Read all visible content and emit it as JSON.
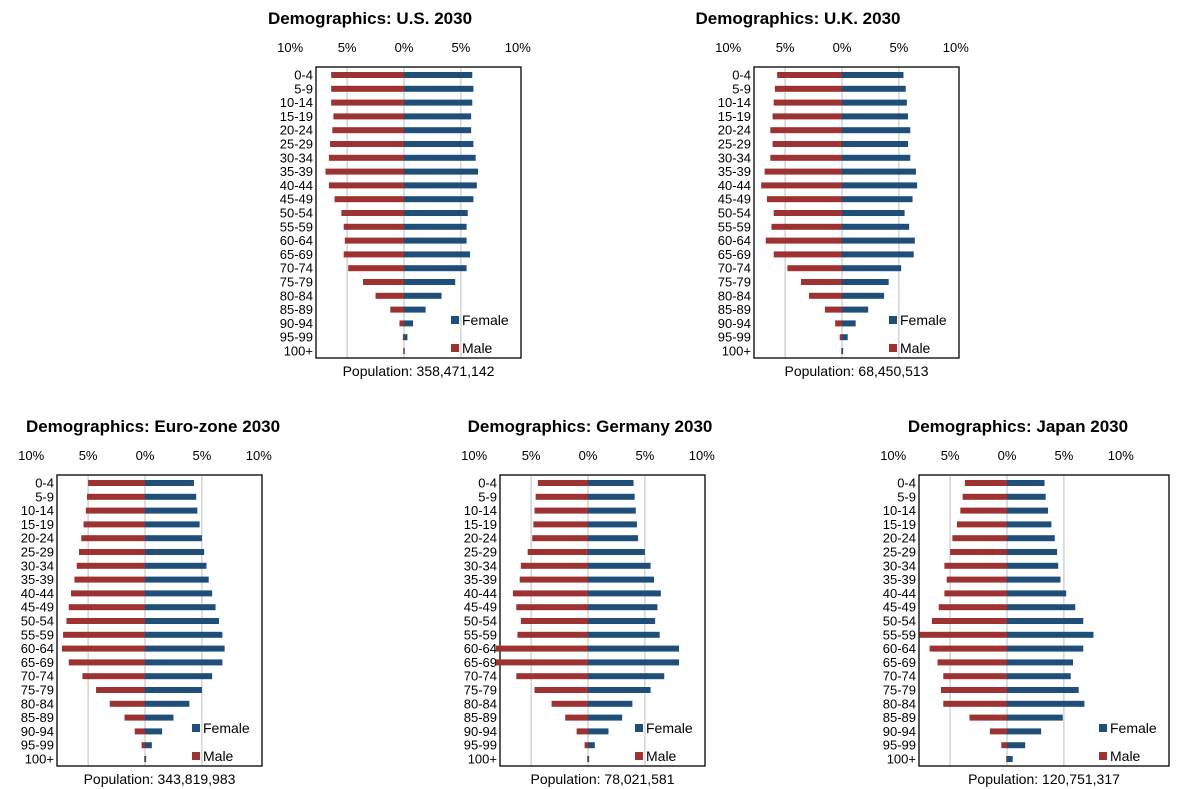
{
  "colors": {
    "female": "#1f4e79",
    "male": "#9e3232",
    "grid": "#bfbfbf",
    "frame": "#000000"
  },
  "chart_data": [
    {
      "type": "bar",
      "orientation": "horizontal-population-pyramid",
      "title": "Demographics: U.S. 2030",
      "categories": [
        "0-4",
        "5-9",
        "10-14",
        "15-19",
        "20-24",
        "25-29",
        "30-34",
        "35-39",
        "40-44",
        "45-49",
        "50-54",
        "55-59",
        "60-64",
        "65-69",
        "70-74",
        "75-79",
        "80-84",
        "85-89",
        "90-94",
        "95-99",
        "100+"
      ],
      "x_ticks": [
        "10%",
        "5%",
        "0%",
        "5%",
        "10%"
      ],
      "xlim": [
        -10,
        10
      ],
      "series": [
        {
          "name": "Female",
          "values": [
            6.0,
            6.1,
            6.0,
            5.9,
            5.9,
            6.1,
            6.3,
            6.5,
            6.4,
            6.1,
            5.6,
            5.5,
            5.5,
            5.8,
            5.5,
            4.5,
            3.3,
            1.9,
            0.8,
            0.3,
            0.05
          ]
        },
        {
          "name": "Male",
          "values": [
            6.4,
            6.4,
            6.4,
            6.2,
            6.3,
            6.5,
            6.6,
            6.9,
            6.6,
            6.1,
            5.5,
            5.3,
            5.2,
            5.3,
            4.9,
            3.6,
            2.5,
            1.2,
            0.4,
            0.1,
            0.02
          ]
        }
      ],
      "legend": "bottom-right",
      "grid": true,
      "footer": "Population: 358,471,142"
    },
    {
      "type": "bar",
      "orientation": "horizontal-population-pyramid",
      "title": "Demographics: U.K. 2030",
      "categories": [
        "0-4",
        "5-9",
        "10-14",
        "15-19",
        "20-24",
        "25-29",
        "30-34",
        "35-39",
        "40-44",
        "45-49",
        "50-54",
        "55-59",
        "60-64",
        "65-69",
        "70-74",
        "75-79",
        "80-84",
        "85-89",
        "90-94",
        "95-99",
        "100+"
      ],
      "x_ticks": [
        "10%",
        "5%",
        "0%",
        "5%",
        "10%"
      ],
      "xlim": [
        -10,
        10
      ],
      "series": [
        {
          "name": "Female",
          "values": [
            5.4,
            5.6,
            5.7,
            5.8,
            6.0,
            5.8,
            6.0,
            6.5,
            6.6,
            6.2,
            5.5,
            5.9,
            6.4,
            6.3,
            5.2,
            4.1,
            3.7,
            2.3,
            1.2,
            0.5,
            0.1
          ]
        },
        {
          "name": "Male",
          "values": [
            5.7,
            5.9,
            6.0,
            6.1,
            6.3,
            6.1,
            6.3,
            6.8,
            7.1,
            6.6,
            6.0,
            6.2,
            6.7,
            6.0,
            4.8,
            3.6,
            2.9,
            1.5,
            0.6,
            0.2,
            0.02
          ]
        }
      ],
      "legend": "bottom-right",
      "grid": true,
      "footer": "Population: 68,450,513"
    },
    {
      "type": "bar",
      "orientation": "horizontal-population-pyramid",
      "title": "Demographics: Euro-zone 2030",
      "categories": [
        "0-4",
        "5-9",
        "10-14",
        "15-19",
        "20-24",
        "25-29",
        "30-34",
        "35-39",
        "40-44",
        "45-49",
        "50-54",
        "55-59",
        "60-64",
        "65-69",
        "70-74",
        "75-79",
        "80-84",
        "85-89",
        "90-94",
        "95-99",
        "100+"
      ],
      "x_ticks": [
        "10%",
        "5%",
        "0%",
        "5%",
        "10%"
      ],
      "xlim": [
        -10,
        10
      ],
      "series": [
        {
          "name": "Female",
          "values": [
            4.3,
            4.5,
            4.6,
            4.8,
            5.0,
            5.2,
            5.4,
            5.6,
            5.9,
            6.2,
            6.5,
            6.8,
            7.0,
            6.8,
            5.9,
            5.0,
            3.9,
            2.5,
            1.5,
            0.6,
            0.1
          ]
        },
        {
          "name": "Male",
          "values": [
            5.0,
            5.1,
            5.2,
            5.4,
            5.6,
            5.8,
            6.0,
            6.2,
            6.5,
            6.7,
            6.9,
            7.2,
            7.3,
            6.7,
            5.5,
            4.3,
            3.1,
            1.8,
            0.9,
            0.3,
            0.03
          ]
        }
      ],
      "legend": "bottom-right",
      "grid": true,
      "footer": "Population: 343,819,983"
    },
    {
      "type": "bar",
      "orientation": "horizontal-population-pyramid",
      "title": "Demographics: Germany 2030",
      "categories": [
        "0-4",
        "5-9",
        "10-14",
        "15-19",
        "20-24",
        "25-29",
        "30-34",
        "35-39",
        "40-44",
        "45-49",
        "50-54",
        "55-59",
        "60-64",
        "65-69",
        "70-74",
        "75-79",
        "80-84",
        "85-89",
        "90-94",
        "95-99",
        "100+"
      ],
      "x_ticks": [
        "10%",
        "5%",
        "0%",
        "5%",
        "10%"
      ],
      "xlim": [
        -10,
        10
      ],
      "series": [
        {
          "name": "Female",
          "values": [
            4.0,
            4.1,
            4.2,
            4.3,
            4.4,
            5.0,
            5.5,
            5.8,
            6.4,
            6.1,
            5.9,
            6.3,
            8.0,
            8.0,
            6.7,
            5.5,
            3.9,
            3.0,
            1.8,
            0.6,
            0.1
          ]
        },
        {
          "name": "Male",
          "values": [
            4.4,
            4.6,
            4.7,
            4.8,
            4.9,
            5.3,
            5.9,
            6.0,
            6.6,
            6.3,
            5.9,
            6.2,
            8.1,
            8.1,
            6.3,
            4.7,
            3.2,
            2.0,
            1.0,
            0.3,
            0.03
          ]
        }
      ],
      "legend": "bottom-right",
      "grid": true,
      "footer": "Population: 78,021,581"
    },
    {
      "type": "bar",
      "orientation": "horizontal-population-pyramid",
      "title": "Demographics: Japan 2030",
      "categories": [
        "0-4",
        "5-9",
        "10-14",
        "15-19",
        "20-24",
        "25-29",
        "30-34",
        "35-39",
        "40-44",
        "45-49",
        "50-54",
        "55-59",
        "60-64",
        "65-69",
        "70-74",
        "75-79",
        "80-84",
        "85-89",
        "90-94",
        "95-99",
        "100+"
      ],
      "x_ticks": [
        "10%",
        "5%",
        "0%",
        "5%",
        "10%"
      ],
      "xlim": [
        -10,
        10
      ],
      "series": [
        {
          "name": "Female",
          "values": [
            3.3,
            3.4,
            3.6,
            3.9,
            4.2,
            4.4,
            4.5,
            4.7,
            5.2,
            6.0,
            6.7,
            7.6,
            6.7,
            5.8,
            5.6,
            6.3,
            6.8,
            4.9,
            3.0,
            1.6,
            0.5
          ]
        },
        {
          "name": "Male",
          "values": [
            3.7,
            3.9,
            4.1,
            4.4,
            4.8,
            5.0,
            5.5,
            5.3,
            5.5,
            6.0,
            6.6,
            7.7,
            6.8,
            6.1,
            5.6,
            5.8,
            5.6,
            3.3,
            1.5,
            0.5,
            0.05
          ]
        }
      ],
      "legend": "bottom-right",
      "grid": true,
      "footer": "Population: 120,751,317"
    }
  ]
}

·····

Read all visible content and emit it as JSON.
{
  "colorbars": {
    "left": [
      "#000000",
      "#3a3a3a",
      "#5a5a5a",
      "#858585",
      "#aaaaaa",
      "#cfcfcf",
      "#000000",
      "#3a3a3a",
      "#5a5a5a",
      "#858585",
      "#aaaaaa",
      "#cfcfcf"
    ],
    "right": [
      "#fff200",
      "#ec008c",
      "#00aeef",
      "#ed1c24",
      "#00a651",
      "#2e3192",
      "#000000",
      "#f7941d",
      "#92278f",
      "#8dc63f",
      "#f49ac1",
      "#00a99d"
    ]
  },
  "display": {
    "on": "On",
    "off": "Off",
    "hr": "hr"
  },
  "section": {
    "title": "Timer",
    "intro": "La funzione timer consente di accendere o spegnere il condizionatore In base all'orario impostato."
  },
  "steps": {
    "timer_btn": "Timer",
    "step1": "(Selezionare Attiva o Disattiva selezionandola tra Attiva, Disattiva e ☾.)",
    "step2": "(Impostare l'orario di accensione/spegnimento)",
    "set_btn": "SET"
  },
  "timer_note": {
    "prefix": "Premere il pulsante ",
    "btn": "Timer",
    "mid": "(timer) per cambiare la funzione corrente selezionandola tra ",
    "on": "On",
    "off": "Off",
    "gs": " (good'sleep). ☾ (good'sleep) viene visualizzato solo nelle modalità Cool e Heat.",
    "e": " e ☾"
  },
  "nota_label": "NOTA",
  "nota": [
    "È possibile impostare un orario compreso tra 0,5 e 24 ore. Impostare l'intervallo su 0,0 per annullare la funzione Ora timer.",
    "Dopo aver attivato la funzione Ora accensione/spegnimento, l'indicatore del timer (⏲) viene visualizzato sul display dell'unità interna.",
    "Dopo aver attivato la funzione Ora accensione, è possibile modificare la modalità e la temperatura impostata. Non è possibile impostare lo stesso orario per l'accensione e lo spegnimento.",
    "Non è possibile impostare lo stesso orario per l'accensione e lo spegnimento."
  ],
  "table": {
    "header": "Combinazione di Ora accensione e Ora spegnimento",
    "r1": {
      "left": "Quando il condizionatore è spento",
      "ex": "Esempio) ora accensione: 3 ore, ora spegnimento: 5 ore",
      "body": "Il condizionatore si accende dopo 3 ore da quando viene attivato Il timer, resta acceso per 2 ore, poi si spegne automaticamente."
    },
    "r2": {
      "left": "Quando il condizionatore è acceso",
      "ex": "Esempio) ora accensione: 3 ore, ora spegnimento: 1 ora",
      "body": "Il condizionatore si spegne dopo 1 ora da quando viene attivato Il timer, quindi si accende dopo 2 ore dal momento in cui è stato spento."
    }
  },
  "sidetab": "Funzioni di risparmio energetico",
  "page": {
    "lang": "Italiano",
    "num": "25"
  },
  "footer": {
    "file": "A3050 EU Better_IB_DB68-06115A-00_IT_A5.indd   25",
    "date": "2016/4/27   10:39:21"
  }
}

·····

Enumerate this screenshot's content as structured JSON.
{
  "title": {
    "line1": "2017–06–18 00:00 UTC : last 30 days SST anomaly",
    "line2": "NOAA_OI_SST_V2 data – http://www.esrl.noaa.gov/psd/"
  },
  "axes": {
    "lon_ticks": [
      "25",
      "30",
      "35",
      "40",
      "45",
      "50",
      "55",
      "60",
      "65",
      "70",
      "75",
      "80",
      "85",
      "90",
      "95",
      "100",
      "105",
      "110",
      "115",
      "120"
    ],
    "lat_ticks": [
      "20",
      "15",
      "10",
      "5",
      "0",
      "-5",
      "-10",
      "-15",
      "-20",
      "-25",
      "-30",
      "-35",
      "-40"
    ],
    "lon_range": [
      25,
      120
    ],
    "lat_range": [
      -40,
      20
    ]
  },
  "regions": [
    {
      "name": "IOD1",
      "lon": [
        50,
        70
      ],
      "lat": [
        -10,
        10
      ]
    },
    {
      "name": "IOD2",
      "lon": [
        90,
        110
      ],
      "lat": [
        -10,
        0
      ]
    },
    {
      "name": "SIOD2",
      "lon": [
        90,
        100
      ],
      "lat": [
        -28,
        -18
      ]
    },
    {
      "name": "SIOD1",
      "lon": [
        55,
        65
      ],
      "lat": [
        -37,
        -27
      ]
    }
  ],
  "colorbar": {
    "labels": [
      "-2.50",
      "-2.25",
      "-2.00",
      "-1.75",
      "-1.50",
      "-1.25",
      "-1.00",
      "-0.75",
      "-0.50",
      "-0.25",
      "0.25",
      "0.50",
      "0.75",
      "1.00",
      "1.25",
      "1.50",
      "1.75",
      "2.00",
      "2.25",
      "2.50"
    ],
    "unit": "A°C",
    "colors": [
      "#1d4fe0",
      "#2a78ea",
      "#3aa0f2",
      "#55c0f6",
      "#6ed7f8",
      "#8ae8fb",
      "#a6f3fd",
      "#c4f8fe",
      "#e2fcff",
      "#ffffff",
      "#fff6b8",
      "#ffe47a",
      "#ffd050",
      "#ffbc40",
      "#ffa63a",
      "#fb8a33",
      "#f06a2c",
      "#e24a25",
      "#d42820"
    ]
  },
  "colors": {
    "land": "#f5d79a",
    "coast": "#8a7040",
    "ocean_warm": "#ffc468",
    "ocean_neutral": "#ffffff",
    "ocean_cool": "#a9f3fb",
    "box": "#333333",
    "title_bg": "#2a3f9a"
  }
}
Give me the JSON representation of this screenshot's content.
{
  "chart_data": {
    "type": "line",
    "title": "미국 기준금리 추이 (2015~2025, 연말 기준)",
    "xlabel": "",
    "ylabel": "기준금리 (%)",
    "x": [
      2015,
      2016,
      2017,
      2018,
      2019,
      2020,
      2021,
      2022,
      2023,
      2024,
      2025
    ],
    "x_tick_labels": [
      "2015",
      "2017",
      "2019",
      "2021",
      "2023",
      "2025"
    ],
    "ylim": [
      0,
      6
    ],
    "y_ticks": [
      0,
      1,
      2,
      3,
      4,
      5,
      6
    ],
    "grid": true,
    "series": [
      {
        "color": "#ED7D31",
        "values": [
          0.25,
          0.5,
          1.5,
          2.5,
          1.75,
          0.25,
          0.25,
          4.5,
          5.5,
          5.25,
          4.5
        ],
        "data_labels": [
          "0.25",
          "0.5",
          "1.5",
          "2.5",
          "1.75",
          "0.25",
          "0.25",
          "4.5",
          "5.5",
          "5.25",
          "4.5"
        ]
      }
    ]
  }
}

·····

**Written request:** Scan the listing above for the word "screenshot" and copy every line that holds it.

**Task answer:**
Enumerate this screenshot's content as structured JSON.
Give me the JSON representation of this screenshot's content.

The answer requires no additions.